» Available data
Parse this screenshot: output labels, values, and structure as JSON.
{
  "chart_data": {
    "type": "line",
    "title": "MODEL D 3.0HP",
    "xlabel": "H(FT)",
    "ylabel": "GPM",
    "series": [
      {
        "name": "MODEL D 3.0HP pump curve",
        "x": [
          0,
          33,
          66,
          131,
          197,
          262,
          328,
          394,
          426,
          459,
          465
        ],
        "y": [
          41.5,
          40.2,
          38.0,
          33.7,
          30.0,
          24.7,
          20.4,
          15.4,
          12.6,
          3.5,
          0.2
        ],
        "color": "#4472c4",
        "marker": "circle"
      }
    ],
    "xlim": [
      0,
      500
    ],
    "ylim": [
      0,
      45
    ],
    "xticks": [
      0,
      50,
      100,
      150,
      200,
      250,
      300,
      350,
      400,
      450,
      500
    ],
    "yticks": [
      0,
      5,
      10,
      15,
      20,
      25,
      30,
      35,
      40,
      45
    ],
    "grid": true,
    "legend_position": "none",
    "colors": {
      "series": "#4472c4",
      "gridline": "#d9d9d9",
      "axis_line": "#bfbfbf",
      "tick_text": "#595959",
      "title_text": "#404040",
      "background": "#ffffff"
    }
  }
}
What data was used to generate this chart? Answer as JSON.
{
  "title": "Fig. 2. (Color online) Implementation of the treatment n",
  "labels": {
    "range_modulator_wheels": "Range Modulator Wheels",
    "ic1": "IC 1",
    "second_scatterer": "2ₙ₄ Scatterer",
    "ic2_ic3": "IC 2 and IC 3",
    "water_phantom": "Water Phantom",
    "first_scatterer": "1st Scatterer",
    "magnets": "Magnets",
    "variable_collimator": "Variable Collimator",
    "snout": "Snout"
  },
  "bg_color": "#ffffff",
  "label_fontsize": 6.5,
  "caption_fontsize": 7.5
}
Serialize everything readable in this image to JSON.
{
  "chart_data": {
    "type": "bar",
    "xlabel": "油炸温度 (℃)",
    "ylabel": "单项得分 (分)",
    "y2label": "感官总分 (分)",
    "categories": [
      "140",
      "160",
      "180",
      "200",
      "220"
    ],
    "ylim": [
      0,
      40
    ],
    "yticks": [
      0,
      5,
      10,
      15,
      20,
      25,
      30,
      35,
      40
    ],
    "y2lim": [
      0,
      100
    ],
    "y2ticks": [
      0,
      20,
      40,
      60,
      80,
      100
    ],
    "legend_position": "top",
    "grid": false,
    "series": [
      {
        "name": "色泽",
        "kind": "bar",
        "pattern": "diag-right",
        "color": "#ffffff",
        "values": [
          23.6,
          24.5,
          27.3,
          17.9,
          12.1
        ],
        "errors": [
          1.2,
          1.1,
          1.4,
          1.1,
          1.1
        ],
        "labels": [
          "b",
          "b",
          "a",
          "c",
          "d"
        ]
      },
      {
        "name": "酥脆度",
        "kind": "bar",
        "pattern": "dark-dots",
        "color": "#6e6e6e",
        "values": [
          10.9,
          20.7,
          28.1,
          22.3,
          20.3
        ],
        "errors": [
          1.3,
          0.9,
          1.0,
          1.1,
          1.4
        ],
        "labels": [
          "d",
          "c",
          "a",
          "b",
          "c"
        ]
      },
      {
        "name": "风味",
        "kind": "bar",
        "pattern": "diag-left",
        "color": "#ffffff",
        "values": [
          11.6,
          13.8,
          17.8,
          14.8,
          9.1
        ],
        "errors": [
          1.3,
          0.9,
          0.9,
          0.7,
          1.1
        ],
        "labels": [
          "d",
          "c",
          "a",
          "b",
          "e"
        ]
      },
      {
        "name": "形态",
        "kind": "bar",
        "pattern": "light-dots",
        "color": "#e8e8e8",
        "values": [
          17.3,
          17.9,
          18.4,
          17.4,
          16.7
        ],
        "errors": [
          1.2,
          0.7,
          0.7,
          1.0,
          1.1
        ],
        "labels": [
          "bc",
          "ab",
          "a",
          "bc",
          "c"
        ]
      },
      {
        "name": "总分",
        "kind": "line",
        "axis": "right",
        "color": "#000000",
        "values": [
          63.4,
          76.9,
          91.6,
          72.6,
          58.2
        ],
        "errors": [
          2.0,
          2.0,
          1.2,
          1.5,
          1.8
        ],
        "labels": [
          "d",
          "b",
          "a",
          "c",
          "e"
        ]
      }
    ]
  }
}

» What is required
Set down every record above exactly as given.

» Exercise response
Parse this screenshot: output labels, values, and structure as JSON.
{
  "chart_data": {
    "type": "line",
    "title": "MODEL D 3.0HP",
    "xlabel": "H(FT)",
    "ylabel": "GPM",
    "series": [
      {
        "name": "MODEL D 3.0HP pump curve",
        "x": [
          0,
          33,
          66,
          131,
          197,
          262,
          328,
          394,
          426,
          459,
          465
        ],
        "y": [
          41.5,
          40.2,
          38.0,
          33.7,
          30.0,
          24.7,
          20.4,
          15.4,
          12.6,
          3.5,
          0.2
        ],
        "color": "#4472c4",
        "marker": "circle"
      }
    ],
    "xlim": [
      0,
      500
    ],
    "ylim": [
      0,
      45
    ],
    "xticks": [
      0,
      50,
      100,
      150,
      200,
      250,
      300,
      350,
      400,
      450,
      500
    ],
    "yticks": [
      0,
      5,
      10,
      15,
      20,
      25,
      30,
      35,
      40,
      45
    ],
    "grid": true,
    "legend_position": "none",
    "colors": {
      "series": "#4472c4",
      "gridline": "#d9d9d9",
      "axis_line": "#bfbfbf",
      "tick_text": "#595959",
      "title_text": "#404040",
      "background": "#ffffff"
    }
  }
}
What data was used to generate this chart? Answer as JSON.
{
  "title": "Fig. 2. (Color online) Implementation of the treatment n",
  "labels": {
    "range_modulator_wheels": "Range Modulator Wheels",
    "ic1": "IC 1",
    "second_scatterer": "2ₙ₄ Scatterer",
    "ic2_ic3": "IC 2 and IC 3",
    "water_phantom": "Water Phantom",
    "first_scatterer": "1st Scatterer",
    "magnets": "Magnets",
    "variable_collimator": "Variable Collimator",
    "snout": "Snout"
  },
  "bg_color": "#ffffff",
  "label_fontsize": 6.5,
  "caption_fontsize": 7.5
}
Serialize everything readable in this image to JSON.
{
  "chart_data": {
    "type": "bar",
    "xlabel": "油炸温度 (℃)",
    "ylabel": "单项得分 (分)",
    "y2label": "感官总分 (分)",
    "categories": [
      "140",
      "160",
      "180",
      "200",
      "220"
    ],
    "ylim": [
      0,
      40
    ],
    "yticks": [
      0,
      5,
      10,
      15,
      20,
      25,
      30,
      35,
      40
    ],
    "y2lim": [
      0,
      100
    ],
    "y2ticks": [
      0,
      20,
      40,
      60,
      80,
      100
    ],
    "legend_position": "top",
    "grid": false,
    "series": [
      {
        "name": "色泽",
        "kind": "bar",
        "pattern": "diag-right",
        "color": "#ffffff",
        "values": [
          23.6,
          24.5,
          27.3,
          17.9,
          12.1
        ],
        "errors": [
          1.2,
          1.1,
          1.4,
          1.1,
          1.1
        ],
        "labels": [
          "b",
          "b",
          "a",
          "c",
          "d"
        ]
      },
      {
        "name": "酥脆度",
        "kind": "bar",
        "pattern": "dark-dots",
        "color": "#6e6e6e",
        "values": [
          10.9,
          20.7,
          28.1,
          22.3,
          20.3
        ],
        "errors": [
          1.3,
          0.9,
          1.0,
          1.1,
          1.4
        ],
        "labels": [
          "d",
          "c",
          "a",
          "b",
          "c"
        ]
      },
      {
        "name": "风味",
        "kind": "bar",
        "pattern": "diag-left",
        "color": "#ffffff",
        "values": [
          11.6,
          13.8,
          17.8,
          14.8,
          9.1
        ],
        "errors": [
          1.3,
          0.9,
          0.9,
          0.7,
          1.1
        ],
        "labels": [
          "d",
          "c",
          "a",
          "b",
          "e"
        ]
      },
      {
        "name": "形态",
        "kind": "bar",
        "pattern": "light-dots",
        "color": "#e8e8e8",
        "values": [
          17.3,
          17.9,
          18.4,
          17.4,
          16.7
        ],
        "errors": [
          1.2,
          0.7,
          0.7,
          1.0,
          1.1
        ],
        "labels": [
          "bc",
          "ab",
          "a",
          "bc",
          "c"
        ]
      },
      {
        "name": "总分",
        "kind": "line",
        "axis": "right",
        "color": "#000000",
        "values": [
          63.4,
          76.9,
          91.6,
          72.6,
          58.2
        ],
        "errors": [
          2.0,
          2.0,
          1.2,
          1.5,
          1.8
        ],
        "labels": [
          "d",
          "b",
          "a",
          "c",
          "e"
        ]
      }
    ]
  }
}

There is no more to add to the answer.